[Task inputs]
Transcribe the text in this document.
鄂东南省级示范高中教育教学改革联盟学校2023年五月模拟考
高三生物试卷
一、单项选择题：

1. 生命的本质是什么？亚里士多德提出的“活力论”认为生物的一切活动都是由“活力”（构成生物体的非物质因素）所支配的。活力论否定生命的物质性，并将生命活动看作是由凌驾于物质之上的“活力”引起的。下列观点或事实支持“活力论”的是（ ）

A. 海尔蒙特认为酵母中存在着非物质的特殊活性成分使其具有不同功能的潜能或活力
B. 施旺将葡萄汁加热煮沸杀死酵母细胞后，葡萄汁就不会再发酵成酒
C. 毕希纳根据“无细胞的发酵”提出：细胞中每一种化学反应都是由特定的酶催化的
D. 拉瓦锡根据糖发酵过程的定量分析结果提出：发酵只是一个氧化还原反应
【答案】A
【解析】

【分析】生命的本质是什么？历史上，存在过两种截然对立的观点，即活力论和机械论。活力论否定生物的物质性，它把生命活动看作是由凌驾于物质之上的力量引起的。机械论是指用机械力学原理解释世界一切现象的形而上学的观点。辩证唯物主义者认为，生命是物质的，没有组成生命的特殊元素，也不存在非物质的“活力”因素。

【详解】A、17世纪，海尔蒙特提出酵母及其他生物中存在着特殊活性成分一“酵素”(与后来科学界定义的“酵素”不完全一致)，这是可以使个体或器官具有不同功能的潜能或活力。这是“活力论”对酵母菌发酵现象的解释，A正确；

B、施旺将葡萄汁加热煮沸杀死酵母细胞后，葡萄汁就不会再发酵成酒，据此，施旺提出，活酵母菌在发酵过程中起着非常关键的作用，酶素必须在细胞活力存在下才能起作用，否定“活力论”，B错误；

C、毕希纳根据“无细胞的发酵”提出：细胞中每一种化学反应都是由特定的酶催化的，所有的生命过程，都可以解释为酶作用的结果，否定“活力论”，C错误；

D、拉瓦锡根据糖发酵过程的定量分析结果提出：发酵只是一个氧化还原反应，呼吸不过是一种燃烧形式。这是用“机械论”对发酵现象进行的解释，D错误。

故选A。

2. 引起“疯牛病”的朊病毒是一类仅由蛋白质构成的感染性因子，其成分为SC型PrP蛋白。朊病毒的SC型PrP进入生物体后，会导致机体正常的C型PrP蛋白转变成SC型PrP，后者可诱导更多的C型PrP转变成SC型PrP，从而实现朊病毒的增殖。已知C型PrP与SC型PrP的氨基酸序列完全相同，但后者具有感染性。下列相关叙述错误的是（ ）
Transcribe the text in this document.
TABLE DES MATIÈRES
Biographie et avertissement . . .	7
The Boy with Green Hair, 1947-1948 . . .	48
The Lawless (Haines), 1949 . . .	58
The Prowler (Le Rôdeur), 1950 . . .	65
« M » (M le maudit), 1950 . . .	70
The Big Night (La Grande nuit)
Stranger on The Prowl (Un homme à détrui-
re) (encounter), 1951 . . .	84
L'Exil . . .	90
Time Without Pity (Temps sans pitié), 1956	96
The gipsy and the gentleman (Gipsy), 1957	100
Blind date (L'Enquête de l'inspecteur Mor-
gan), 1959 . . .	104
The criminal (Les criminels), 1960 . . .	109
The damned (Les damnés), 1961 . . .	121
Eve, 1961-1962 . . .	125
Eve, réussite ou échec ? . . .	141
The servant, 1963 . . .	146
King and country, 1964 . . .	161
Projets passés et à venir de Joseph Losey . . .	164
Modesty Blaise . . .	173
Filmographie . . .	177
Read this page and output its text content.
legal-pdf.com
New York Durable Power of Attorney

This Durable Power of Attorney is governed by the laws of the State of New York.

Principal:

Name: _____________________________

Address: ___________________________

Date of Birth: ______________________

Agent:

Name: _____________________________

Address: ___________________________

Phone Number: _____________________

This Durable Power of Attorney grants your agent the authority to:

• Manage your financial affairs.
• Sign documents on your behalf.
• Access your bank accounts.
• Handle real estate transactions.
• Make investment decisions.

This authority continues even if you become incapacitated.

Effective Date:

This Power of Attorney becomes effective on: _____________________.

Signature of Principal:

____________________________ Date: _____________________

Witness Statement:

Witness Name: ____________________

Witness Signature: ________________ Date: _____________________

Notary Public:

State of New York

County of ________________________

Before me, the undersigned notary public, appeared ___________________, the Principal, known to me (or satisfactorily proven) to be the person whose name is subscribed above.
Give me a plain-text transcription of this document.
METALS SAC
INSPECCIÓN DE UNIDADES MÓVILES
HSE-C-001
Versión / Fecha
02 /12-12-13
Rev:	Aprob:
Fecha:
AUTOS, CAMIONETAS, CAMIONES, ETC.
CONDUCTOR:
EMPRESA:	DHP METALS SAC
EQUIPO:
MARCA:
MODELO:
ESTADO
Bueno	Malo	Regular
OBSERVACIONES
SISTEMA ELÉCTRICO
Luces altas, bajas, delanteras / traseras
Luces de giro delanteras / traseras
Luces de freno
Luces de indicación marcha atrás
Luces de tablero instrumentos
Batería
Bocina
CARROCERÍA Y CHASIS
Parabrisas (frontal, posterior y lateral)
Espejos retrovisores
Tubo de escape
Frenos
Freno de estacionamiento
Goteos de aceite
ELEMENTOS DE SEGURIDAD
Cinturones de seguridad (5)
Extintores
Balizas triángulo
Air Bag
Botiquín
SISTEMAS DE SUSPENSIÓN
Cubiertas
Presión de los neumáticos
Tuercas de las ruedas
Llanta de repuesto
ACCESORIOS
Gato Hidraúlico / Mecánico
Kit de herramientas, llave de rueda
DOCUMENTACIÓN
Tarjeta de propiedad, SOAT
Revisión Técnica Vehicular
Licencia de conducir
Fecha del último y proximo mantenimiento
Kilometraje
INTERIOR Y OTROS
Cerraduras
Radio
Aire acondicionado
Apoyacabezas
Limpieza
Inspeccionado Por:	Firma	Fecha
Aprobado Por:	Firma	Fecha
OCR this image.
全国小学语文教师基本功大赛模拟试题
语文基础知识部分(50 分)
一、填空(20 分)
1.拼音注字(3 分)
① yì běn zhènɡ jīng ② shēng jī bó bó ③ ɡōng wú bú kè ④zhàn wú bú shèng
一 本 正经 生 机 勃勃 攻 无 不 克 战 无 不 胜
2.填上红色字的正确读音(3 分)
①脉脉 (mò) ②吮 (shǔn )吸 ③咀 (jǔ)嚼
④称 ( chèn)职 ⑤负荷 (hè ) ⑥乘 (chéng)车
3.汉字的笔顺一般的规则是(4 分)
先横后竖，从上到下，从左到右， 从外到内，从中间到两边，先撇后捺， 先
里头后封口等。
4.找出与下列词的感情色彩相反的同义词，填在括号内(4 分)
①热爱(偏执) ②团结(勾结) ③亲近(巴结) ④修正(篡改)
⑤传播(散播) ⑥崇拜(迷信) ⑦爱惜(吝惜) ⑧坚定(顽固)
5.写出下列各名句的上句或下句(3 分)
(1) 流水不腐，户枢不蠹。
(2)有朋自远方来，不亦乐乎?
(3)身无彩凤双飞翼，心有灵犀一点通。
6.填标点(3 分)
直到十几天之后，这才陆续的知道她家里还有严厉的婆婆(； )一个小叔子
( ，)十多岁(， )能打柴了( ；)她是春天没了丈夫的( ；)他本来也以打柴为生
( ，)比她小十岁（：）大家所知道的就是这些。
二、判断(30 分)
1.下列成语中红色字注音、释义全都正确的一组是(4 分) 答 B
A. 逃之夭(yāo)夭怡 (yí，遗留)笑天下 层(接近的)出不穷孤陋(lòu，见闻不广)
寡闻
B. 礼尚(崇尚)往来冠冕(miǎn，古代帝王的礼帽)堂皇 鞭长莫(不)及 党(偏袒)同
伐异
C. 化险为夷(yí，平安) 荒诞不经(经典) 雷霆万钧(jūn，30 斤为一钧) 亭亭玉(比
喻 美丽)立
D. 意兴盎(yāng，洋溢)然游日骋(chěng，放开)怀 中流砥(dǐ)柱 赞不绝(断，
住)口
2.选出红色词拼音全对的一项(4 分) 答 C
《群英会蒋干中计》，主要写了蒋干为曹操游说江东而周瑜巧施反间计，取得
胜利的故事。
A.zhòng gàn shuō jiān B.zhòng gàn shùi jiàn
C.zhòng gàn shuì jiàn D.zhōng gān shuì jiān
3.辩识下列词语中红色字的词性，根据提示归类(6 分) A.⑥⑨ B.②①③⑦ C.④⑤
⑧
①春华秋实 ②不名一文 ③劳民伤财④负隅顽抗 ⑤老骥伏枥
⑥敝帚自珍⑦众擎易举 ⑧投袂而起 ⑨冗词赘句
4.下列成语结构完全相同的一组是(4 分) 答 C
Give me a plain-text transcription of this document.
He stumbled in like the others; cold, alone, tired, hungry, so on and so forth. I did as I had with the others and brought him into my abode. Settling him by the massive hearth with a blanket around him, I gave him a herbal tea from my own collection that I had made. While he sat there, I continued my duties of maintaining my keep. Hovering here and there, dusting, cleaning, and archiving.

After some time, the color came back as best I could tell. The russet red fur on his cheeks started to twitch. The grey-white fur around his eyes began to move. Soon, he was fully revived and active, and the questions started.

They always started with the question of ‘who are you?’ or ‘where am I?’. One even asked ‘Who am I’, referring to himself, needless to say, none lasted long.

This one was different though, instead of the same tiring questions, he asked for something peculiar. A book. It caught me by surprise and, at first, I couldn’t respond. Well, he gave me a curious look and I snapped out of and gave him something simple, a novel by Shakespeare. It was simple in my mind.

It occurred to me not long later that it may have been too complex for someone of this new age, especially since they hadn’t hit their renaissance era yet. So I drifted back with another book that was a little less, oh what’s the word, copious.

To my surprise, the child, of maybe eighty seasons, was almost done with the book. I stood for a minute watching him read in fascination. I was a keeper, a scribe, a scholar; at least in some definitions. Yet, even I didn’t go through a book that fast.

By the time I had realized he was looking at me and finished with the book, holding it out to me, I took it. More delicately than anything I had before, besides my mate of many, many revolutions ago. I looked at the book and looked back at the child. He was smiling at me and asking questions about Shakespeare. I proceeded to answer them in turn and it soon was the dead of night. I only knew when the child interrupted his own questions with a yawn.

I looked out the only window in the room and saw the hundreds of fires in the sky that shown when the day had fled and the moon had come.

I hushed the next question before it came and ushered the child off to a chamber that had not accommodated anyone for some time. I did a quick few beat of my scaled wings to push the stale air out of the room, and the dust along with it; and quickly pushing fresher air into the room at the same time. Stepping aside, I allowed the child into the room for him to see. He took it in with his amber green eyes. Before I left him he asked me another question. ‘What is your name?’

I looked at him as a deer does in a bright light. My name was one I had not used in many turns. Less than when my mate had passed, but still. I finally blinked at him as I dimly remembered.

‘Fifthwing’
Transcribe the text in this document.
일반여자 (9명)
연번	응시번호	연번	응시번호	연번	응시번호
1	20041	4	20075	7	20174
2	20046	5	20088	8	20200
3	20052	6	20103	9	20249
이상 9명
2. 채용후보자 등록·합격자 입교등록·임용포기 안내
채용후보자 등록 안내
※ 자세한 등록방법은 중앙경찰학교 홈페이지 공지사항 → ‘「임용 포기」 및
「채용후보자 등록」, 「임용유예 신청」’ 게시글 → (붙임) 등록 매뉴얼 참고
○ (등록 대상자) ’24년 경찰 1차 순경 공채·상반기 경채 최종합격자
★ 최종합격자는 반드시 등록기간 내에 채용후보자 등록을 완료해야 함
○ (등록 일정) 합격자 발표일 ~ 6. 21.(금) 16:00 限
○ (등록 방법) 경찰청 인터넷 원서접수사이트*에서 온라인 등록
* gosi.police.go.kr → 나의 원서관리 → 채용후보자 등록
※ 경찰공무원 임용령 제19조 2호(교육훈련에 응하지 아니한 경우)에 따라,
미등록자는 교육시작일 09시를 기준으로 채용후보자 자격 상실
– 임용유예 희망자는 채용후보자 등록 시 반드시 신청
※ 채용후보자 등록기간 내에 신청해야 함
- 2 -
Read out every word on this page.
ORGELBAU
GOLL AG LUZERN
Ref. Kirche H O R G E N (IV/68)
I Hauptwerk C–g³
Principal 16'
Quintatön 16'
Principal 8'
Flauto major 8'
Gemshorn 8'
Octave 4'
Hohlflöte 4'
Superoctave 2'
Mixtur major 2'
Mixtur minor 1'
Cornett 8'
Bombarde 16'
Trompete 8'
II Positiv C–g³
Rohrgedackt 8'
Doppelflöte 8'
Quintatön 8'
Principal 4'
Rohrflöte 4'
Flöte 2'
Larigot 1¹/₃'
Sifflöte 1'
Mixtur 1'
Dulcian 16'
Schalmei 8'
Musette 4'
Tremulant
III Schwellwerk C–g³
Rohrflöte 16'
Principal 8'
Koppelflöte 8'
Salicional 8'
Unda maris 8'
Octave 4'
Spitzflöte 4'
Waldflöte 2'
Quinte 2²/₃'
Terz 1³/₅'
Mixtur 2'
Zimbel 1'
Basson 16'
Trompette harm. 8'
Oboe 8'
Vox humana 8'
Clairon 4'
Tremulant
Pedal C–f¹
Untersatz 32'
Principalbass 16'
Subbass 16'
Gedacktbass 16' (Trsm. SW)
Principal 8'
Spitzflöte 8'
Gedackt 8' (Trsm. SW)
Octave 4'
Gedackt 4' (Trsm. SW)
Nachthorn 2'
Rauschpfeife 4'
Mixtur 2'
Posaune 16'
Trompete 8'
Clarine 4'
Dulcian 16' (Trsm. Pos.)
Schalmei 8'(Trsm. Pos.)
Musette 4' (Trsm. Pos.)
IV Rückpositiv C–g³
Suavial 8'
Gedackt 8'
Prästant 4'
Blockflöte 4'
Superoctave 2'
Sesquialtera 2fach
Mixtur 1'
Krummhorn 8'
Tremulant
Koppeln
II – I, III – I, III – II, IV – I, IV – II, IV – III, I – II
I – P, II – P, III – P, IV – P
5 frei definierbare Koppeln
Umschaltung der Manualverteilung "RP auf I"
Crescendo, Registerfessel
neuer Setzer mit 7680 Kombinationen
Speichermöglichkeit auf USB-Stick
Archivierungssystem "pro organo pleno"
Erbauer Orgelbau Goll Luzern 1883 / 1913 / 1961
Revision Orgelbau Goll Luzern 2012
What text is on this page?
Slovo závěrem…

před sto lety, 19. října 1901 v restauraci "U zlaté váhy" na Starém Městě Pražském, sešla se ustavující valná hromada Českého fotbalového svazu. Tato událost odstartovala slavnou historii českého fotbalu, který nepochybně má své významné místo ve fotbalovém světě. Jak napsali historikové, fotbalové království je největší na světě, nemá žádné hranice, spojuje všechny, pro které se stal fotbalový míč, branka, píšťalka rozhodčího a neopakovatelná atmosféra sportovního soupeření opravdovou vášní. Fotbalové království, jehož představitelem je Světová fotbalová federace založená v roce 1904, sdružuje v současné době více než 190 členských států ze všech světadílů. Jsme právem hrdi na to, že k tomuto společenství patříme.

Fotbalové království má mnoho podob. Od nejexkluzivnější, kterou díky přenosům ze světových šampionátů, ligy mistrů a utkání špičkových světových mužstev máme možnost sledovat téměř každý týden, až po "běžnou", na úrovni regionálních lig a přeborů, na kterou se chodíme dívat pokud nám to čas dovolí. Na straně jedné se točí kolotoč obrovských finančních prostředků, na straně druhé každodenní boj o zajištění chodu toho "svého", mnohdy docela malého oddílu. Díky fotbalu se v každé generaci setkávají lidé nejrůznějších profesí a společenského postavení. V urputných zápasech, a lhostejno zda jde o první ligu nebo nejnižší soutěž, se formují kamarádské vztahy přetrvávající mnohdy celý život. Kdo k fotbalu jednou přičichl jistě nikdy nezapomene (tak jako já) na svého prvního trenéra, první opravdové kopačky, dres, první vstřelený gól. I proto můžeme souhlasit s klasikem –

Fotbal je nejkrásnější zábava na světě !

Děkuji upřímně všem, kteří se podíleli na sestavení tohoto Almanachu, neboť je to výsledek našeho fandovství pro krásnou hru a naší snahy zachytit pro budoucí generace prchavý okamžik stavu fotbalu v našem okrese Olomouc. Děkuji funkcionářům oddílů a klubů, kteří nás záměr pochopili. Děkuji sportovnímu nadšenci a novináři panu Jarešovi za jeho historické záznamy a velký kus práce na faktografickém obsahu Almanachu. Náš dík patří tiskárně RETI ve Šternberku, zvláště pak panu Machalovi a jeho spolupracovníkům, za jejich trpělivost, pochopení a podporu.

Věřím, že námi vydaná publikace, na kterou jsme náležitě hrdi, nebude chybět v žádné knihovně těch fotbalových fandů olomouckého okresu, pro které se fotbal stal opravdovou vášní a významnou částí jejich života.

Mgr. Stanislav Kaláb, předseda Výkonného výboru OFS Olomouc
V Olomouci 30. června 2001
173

[Exercise description] From the material above, copy each line that includes the word "delanteras".

[Written answer]
Luces altas, bajas, delanteras / traseras
Luces de giro delanteras / traseras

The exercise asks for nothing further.